To do: According to the abstract on multi-sample spatial transcriptomics, what does the mNSF method not depend on?

[Selected passage]

Non-negative spatial matrix factorization for multi-sample spatial transcriptomics data
Author(s): Yi Wang,Kasper Daniel Hansen
Affiliation(s): Department of Biostatistics, Johns Hopkins University
Social media: https://twitter.com/Yi_Wang___
Spatial resolved transcriptomics opens the door to analyzing gene expression data in the context of spatial position. Recently, Townes and Engelhardt developed NSF, a non-negative spatial matrix factorization method. NSF can be used to identify spatial-dependent latent factors that are associated with functional anatomical regions. However, the model formulation is currently limited to a single sample. However, an increasing number of spatial datasets contain multiple samples from different tissue sections. Properly modeled, such datasets could potentially allow us to identify matched regions across samples and increase the confidence in downstream analysis. However, there are few existing analysis methods for spatial data which allow joint analysis of multiple samples. Here, we extend NSF to allow for multi-sample analysis. Our method, which we term mNSF, identifies factors which are common across multiple samples, and does not depend on cross-sample spot alignment, which is currently a challenging problem. In simulations, our method is capable of identifying spatial structures which are rotated between samples, as well as structures which only appear in some, but not all, samples. Using real data, we show our method is capable of identifying matched functional regions in multi-sample spatial transcriptomics data.

[/Selected passage]
[Material shown]

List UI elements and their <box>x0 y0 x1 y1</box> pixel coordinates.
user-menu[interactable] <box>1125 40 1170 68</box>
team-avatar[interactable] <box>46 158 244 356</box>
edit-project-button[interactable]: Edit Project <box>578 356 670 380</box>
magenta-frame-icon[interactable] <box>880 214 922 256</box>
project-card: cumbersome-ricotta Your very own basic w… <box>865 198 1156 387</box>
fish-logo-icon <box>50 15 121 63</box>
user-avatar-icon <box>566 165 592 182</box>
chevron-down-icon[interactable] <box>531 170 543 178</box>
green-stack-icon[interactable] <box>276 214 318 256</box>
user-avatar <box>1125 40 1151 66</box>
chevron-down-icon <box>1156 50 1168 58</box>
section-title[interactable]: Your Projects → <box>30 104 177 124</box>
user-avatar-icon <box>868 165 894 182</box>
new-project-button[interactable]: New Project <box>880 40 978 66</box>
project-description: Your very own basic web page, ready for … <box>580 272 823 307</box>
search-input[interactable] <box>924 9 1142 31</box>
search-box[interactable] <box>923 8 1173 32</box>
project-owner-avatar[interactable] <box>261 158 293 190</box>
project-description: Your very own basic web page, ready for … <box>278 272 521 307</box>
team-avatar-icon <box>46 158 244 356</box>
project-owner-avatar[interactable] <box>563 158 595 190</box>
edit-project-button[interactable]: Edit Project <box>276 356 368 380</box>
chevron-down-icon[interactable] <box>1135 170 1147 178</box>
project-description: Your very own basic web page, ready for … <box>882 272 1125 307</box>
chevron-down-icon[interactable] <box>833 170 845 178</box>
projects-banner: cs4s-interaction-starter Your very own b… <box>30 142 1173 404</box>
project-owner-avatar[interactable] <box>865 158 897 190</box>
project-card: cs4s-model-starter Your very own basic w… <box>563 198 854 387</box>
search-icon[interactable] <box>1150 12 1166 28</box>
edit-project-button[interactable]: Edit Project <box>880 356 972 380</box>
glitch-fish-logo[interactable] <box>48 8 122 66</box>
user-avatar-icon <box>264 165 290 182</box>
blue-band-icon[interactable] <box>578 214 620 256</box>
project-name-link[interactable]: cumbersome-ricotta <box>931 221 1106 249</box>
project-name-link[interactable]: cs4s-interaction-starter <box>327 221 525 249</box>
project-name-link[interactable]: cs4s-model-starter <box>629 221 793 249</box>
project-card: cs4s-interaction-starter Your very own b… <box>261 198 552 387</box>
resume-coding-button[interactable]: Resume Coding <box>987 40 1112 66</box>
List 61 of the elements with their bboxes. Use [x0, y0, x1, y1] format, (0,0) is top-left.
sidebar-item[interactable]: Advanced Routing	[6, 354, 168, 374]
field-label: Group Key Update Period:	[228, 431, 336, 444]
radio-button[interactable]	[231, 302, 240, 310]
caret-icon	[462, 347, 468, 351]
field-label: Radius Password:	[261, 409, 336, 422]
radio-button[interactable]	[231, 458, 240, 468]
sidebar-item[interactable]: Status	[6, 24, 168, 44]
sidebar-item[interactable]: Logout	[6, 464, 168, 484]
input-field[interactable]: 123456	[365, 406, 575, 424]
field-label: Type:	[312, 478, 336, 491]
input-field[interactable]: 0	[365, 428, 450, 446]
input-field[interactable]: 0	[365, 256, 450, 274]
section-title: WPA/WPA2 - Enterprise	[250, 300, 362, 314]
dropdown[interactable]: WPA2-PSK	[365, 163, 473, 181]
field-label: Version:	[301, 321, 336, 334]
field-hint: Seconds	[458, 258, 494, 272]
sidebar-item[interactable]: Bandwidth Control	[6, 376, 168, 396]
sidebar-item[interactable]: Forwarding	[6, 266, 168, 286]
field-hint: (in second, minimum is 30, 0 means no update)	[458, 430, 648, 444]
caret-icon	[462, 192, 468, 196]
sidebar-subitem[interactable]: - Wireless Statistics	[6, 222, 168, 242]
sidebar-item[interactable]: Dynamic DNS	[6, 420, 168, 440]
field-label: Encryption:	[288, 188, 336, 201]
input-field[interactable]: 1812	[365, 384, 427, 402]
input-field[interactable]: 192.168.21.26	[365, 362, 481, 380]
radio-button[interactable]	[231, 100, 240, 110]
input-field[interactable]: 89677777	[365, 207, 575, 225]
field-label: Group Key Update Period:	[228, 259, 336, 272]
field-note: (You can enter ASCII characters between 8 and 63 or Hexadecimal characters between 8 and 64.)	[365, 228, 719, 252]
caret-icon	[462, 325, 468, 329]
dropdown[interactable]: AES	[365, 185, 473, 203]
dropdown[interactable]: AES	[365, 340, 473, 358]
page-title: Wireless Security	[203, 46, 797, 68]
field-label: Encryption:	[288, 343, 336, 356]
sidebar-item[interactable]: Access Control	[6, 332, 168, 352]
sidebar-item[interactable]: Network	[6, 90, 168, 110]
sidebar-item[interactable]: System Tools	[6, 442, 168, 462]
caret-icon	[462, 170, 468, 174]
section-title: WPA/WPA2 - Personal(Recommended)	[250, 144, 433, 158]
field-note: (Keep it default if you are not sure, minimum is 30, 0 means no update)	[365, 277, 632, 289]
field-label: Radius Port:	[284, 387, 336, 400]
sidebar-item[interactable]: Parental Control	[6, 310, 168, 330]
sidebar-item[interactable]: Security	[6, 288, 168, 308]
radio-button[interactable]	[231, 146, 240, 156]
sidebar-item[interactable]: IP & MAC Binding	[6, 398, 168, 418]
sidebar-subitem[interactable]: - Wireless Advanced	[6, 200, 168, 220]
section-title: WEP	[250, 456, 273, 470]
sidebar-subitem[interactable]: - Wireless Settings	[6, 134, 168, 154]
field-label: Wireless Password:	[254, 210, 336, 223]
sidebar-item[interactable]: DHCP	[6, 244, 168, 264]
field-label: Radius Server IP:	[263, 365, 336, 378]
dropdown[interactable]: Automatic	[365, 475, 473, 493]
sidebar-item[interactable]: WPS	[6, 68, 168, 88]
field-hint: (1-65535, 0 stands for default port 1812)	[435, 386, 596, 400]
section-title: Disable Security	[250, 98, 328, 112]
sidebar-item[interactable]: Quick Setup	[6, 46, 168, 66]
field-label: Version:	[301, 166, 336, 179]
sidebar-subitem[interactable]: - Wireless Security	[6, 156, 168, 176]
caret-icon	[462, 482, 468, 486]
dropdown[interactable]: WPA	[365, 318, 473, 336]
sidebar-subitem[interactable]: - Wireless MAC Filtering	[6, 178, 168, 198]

[/Material shown]

Answer to the exercise: Cross-sample spot alignment.